▸ Rows

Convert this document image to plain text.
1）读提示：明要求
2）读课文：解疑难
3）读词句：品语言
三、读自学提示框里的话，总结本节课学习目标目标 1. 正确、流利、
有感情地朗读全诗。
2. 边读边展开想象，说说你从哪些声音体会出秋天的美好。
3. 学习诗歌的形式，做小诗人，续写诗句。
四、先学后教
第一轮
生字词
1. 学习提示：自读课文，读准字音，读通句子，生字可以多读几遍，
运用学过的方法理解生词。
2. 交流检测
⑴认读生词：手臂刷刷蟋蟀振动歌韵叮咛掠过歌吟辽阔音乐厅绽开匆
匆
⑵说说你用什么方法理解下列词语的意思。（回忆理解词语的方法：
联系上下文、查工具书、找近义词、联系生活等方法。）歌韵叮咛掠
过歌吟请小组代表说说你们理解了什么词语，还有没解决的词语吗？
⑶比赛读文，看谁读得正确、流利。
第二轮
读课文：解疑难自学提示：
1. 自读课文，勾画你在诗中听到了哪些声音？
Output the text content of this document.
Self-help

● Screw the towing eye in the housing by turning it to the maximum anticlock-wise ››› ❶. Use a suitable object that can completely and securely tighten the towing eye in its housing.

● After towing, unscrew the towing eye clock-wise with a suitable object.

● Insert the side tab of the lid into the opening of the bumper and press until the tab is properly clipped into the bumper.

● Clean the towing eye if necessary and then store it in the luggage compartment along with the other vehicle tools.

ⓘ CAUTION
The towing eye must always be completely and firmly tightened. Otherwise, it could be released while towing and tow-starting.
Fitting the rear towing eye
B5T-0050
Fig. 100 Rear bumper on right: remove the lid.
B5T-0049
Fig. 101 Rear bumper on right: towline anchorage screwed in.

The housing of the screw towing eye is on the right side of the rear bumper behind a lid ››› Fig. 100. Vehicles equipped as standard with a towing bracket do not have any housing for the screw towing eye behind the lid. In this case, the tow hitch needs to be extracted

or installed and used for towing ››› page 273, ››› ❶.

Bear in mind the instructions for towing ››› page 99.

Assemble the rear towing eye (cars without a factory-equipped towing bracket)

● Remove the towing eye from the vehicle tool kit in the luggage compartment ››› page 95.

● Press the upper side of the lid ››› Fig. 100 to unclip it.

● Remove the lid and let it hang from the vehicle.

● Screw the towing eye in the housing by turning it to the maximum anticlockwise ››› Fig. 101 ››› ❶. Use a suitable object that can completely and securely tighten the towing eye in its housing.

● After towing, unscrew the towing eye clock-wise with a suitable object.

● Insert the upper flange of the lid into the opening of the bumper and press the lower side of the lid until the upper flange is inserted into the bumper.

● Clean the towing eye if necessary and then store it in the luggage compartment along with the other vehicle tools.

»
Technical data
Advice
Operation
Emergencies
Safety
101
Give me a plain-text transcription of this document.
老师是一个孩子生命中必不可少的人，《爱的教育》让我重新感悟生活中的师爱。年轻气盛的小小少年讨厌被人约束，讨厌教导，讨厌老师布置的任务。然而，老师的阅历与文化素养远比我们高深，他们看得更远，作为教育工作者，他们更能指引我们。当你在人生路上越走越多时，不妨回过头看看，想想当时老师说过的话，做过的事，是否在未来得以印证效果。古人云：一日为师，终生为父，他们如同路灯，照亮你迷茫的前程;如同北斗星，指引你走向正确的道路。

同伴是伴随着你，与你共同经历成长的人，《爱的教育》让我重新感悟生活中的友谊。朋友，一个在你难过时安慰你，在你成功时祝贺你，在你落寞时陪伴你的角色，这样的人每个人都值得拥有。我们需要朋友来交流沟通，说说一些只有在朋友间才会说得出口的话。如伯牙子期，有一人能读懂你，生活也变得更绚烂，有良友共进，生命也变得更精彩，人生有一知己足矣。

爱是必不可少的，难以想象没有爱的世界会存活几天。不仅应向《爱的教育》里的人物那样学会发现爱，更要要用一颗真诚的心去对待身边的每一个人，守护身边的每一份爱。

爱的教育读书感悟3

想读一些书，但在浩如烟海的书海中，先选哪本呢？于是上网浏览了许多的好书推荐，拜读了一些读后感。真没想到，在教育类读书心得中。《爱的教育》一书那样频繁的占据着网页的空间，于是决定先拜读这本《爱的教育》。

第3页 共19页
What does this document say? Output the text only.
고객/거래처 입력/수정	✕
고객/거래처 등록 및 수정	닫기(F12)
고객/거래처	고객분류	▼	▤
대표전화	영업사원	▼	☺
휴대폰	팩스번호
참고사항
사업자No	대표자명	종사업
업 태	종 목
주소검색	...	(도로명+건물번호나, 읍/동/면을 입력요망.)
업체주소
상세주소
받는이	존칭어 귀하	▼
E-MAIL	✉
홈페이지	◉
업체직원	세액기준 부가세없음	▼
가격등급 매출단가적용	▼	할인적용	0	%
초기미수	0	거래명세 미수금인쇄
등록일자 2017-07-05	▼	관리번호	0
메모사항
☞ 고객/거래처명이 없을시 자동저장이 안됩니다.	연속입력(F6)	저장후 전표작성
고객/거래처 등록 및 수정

▸ Goal of the exercise
Type the whole listing again, unaltered.

▸ Task solution
Convert this document image to plain text.
1）读提示：明要求
2）读课文：解疑难
3）读词句：品语言
三、读自学提示框里的话，总结本节课学习目标目标 1. 正确、流利、
有感情地朗读全诗。
2. 边读边展开想象，说说你从哪些声音体会出秋天的美好。
3. 学习诗歌的形式，做小诗人，续写诗句。
四、先学后教
第一轮
生字词
1. 学习提示：自读课文，读准字音，读通句子，生字可以多读几遍，
运用学过的方法理解生词。
2. 交流检测
⑴认读生词：手臂刷刷蟋蟀振动歌韵叮咛掠过歌吟辽阔音乐厅绽开匆
匆
⑵说说你用什么方法理解下列词语的意思。（回忆理解词语的方法：
联系上下文、查工具书、找近义词、联系生活等方法。）歌韵叮咛掠
过歌吟请小组代表说说你们理解了什么词语，还有没解决的词语吗？
⑶比赛读文，看谁读得正确、流利。
第二轮
读课文：解疑难自学提示：
1. 自读课文，勾画你在诗中听到了哪些声音？
Output the text content of this document.
Self-help

● Screw the towing eye in the housing by turning it to the maximum anticlock-wise ››› ❶. Use a suitable object that can completely and securely tighten the towing eye in its housing.

● After towing, unscrew the towing eye clock-wise with a suitable object.

● Insert the side tab of the lid into the opening of the bumper and press until the tab is properly clipped into the bumper.

● Clean the towing eye if necessary and then store it in the luggage compartment along with the other vehicle tools.

ⓘ CAUTION
The towing eye must always be completely and firmly tightened. Otherwise, it could be released while towing and tow-starting.
Fitting the rear towing eye
B5T-0050
Fig. 100 Rear bumper on right: remove the lid.
B5T-0049
Fig. 101 Rear bumper on right: towline anchorage screwed in.

The housing of the screw towing eye is on the right side of the rear bumper behind a lid ››› Fig. 100. Vehicles equipped as standard with a towing bracket do not have any housing for the screw towing eye behind the lid. In this case, the tow hitch needs to be extracted

or installed and used for towing ››› page 273, ››› ❶.

Bear in mind the instructions for towing ››› page 99.

Assemble the rear towing eye (cars without a factory-equipped towing bracket)

● Remove the towing eye from the vehicle tool kit in the luggage compartment ››› page 95.

● Press the upper side of the lid ››› Fig. 100 to unclip it.

● Remove the lid and let it hang from the vehicle.

● Screw the towing eye in the housing by turning it to the maximum anticlockwise ››› Fig. 101 ››› ❶. Use a suitable object that can completely and securely tighten the towing eye in its housing.

● After towing, unscrew the towing eye clock-wise with a suitable object.

● Insert the upper flange of the lid into the opening of the bumper and press the lower side of the lid until the upper flange is inserted into the bumper.

● Clean the towing eye if necessary and then store it in the luggage compartment along with the other vehicle tools.

»
Technical data
Advice
Operation
Emergencies
Safety
101
Give me a plain-text transcription of this document.
老师是一个孩子生命中必不可少的人，《爱的教育》让我重新感悟生活中的师爱。年轻气盛的小小少年讨厌被人约束，讨厌教导，讨厌老师布置的任务。然而，老师的阅历与文化素养远比我们高深，他们看得更远，作为教育工作者，他们更能指引我们。当你在人生路上越走越多时，不妨回过头看看，想想当时老师说过的话，做过的事，是否在未来得以印证效果。古人云：一日为师，终生为父，他们如同路灯，照亮你迷茫的前程;如同北斗星，指引你走向正确的道路。

同伴是伴随着你，与你共同经历成长的人，《爱的教育》让我重新感悟生活中的友谊。朋友，一个在你难过时安慰你，在你成功时祝贺你，在你落寞时陪伴你的角色，这样的人每个人都值得拥有。我们需要朋友来交流沟通，说说一些只有在朋友间才会说得出口的话。如伯牙子期，有一人能读懂你，生活也变得更绚烂，有良友共进，生命也变得更精彩，人生有一知己足矣。

爱是必不可少的，难以想象没有爱的世界会存活几天。不仅应向《爱的教育》里的人物那样学会发现爱，更要要用一颗真诚的心去对待身边的每一个人，守护身边的每一份爱。

爱的教育读书感悟3

想读一些书，但在浩如烟海的书海中，先选哪本呢？于是上网浏览了许多的好书推荐，拜读了一些读后感。真没想到，在教育类读书心得中。《爱的教育》一书那样频繁的占据着网页的空间，于是决定先拜读这本《爱的教育》。

第3页 共19页
What does this document say? Output the text only.
고객/거래처 입력/수정	✕
고객/거래처 등록 및 수정	닫기(F12)
고객/거래처	고객분류	▼	▤
대표전화	영업사원	▼	☺
휴대폰	팩스번호
참고사항
사업자No	대표자명	종사업
업 태	종 목
주소검색	...	(도로명+건물번호나, 읍/동/면을 입력요망.)
업체주소
상세주소
받는이	존칭어 귀하	▼
E-MAIL	✉
홈페이지	◉
업체직원	세액기준 부가세없음	▼
가격등급 매출단가적용	▼	할인적용	0	%
초기미수	0	거래명세 미수금인쇄
등록일자 2017-07-05	▼	관리번호	0
메모사항
☞ 고객/거래처명이 없을시 자동저장이 안됩니다.	연속입력(F6)	저장후 전표작성
고객/거래처 등록 및 수정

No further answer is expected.